#### Aim of the task
Please carry on the perf mem patch discussion from its last shown line.

#### Text shown
======

Re: [PATCH v3] perf mem: enable sampling loads and stores simultaneously

From: Stephane Eranian
Date: Wed Dec 17 2014 - 11:38:16 EST


On Wed, Dec 17, 2014 at 11:07 AM, Arnaldo Carvalho de Melo
<acme@xxxxxxxxxx> wrote:
> Em Wed, Dec 17, 2014 at 04:23:55PM +0100, Stephane Eranian escreveu:
>>
>> This patch modifies perf mem to default to sampling loads
>> and stores simultaneously. It could only do one or the other
>> before yet there was no hardware restriction preventing
>> simultaneous collection. With this patch, one run is sufficient
>> to collect both.
>>
>> It is still possible to sample only loads or stores by using the
>> -t option:
>> $ perf mem -t load rec
>> $ perf mem -t load rep
>> Or
>> $ perf mem -t store rec
>> $ perf mem -t store rep
>>
>> The perf report TUI will show one event at a time. The store
>> output will contain a Weight column which will be empty.
>>
>> In V2, we updated the man pages to reflect the change and
>> also simplify the initialization of the argv vector passed
>> to the cmd_*() functions as per LKML feedback.
>>
>> In V3, we fixed typos in the changelog.
>>
>> Signed-off-by: Stephane Eranian <eranian@xxxxxxxxxx>
>
> So here it goes a v4, just a minor change to avoid adding another global
> variable and make this operation parm like the other parms inside that
> struct perf_mem, attached goes the interdiff from your patch to this one
> here, ok?
>
So you want me to post V4 with this one? I am fine if you add yours
directly on top of mine.

Acked-by: Stephane Eranian <eranian@xxxxxxxxxx>

> diff --git a/tools/perf/Documentation/perf-mem.txt b/tools/perf/Documentation/perf-mem.txt
> index 1d78a4064da4..43310d8661fe 100644
> --- a/tools/perf/Documentation/perf-mem.txt
> +++ b/tools/perf/Documentation/perf-mem.txt
> @@ -12,11 +12,12 @@ SYNOPSIS
>
> DESCRIPTION
> -----------
> -"perf mem -t <TYPE> record" runs a command and gathers memory operation data
> +"perf mem record" runs a command and gathers memory operation data
> from it, into perf.data. Perf record options are accepted and are passed through.

======

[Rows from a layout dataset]
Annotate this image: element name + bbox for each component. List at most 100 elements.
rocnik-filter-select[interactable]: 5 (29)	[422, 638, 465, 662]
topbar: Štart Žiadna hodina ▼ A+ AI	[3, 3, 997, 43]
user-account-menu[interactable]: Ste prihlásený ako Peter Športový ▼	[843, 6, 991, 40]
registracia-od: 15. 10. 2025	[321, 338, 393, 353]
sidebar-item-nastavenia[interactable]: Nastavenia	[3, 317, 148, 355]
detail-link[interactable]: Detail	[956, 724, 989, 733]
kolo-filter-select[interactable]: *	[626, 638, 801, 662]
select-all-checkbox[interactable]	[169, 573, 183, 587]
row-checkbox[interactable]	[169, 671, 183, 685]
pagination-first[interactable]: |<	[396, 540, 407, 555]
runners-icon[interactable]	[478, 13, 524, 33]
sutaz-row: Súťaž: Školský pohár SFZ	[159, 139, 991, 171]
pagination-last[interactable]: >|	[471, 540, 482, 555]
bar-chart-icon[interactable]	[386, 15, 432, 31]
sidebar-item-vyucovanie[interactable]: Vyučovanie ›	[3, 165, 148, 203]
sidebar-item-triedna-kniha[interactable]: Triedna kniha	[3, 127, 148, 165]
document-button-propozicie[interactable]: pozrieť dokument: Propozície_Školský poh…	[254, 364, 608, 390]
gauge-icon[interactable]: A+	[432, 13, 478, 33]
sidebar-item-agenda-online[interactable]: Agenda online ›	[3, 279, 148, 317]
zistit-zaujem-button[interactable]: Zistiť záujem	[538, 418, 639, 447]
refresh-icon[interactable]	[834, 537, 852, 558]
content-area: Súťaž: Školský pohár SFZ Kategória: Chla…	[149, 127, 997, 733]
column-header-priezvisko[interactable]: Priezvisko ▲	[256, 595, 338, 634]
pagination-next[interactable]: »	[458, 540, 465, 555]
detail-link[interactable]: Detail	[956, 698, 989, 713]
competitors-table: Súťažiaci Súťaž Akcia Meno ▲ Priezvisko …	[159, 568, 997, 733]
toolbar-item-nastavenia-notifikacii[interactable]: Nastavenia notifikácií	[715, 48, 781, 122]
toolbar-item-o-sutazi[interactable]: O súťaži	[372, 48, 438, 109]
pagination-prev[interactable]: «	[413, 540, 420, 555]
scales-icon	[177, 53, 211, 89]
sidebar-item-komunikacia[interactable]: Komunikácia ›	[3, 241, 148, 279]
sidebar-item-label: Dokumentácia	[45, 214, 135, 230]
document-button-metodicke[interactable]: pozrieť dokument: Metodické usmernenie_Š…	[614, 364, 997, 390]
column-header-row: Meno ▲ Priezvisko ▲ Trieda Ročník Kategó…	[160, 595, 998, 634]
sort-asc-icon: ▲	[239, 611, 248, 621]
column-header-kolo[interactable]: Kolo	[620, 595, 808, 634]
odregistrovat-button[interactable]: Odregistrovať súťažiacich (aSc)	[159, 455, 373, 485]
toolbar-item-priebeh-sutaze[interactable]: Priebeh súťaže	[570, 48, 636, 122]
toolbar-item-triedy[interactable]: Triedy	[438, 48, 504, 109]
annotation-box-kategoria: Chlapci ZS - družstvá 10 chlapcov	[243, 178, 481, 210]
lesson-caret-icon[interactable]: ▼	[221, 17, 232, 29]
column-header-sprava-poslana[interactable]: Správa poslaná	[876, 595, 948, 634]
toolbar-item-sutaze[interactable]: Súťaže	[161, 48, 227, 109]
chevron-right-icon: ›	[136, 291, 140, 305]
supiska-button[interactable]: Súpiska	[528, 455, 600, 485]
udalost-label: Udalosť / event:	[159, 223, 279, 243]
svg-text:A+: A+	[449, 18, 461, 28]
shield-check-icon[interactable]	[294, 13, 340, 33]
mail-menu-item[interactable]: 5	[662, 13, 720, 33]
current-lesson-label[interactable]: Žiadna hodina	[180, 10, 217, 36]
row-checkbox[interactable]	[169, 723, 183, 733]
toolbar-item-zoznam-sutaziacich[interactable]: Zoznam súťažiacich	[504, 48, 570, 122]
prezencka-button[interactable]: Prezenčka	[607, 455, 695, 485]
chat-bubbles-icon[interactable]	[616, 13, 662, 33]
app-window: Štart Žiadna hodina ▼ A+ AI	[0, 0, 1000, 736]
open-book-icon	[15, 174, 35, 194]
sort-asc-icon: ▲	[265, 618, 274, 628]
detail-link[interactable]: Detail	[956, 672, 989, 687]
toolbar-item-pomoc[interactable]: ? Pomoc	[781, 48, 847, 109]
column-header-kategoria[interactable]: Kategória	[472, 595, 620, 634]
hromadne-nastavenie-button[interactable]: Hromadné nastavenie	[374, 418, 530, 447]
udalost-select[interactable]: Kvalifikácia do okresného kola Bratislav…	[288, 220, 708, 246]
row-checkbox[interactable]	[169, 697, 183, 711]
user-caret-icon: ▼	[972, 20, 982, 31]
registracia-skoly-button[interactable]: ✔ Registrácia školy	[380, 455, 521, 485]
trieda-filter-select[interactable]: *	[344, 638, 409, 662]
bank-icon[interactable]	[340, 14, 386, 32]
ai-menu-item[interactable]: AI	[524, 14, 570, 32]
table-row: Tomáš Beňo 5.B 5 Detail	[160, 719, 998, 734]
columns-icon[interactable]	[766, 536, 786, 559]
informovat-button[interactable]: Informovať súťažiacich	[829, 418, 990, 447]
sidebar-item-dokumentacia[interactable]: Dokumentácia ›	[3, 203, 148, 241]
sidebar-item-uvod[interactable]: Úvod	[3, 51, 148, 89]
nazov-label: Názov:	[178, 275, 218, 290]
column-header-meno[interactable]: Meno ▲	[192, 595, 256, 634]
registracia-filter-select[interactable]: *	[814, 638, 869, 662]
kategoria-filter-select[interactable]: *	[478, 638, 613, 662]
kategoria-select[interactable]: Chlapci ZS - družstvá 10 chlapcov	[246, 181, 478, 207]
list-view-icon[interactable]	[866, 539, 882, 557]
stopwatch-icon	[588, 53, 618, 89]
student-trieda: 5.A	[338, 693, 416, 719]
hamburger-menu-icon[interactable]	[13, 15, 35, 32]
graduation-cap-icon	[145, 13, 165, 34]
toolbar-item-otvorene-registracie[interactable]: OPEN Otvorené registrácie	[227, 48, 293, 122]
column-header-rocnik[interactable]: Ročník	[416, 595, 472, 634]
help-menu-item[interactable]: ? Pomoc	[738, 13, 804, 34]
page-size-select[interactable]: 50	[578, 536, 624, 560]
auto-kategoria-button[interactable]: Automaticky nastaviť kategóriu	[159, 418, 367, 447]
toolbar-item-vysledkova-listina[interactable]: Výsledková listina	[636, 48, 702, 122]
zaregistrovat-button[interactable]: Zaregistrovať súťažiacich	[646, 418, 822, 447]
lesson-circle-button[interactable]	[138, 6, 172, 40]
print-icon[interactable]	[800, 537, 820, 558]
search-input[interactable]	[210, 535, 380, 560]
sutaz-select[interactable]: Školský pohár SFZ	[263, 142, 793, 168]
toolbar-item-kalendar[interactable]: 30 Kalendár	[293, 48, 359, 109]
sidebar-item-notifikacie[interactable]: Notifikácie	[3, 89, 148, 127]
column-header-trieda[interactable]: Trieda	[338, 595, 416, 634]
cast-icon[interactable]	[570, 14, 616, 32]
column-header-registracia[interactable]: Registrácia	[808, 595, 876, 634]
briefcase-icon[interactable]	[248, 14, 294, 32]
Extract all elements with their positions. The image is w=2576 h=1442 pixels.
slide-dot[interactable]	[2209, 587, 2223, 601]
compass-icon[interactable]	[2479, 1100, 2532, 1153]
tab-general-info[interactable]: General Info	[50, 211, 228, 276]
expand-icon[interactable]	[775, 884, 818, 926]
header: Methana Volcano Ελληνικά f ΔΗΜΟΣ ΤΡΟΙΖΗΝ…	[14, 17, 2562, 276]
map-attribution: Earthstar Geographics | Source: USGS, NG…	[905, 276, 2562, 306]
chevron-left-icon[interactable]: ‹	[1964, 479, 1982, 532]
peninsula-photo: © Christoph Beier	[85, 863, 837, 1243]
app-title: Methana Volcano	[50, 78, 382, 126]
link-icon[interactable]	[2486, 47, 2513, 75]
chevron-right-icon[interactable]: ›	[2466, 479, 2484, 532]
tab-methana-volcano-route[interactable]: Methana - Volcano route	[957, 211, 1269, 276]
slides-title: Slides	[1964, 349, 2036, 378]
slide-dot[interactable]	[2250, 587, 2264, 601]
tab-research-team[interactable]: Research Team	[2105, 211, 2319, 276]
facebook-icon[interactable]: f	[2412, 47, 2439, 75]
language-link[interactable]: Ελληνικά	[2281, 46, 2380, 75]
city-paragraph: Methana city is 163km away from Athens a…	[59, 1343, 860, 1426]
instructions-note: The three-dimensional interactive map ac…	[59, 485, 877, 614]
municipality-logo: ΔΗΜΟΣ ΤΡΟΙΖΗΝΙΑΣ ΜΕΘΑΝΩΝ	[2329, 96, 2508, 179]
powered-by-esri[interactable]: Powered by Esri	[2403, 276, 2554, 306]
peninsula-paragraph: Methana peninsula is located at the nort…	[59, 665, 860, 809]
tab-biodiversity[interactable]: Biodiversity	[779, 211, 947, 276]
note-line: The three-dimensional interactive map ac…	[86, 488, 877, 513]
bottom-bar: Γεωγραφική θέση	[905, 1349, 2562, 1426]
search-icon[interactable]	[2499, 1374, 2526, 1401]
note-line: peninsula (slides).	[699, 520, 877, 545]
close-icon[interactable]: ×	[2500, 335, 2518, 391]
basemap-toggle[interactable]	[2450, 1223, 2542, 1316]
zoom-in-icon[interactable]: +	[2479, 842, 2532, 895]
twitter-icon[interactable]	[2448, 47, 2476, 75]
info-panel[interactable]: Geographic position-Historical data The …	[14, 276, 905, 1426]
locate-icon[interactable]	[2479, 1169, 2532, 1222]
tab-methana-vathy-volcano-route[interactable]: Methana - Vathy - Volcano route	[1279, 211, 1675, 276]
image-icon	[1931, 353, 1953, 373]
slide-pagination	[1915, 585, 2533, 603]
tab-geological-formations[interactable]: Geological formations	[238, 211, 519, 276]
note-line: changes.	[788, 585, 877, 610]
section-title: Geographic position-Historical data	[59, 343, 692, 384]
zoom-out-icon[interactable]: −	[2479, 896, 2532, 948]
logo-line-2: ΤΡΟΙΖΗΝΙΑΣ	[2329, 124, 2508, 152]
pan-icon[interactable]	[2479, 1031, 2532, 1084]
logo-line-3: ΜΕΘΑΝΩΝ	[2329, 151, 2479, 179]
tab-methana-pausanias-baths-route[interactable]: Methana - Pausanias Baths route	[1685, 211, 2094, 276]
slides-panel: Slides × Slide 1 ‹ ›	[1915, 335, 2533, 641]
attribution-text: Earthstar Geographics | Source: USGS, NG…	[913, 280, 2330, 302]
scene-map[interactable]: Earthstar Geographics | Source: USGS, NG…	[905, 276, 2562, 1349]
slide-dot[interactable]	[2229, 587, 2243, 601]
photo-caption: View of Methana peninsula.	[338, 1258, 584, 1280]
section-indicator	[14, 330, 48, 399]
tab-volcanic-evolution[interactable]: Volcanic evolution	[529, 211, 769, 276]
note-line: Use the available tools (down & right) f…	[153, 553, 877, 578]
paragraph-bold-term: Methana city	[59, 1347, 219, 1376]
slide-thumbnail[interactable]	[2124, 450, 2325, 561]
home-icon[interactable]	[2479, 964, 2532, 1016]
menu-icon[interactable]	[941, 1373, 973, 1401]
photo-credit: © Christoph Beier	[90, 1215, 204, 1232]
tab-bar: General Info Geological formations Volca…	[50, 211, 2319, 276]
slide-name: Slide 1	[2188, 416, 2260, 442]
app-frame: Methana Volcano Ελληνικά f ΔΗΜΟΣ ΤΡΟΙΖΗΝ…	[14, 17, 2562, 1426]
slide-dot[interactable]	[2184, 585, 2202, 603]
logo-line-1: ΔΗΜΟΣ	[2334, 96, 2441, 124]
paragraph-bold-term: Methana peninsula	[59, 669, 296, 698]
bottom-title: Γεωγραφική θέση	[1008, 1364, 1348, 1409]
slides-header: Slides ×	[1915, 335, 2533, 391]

======

#### Task response
>
> -"perf mem -t <TYPE> report" displays the result. It invokes perf report with the
> -right set of options to display a memory access profile.
> +"perf mem report" displays the result. It invokes perf report with the
> +right set of options to display a memory access profile. By default, loads
> +and stores are sampled. Use the -t option to limit to loads or stores.
>
> Note that on Intel systems the memory latency reported is the use-latency,
> not the pure load (or store latency). Use latency includes any pipeline
> @@ -29,7 +30,7 @@ OPTIONS
>
> -t::
> --type=::
> - Select the memory operation type: load or store (default: load)
> + Select the memory operation type: load or store (default: load,store)
>
> -D::
> --dump-raw-samples=::
> diff --git a/tools/perf/builtin-mem.c b/tools/perf/builtin-mem.c
> index 24db6ffe2957..9b5663950a4d 100644
> --- a/tools/perf/builtin-mem.c
> +++ b/tools/perf/builtin-mem.c
> @@ -7,44 +7,47 @@
> #include "util/session.h"
> #include "util/data.h"
>
> -#define MEM_OPERATION_LOAD "load"
> -#define MEM_OPERATION_STORE "store"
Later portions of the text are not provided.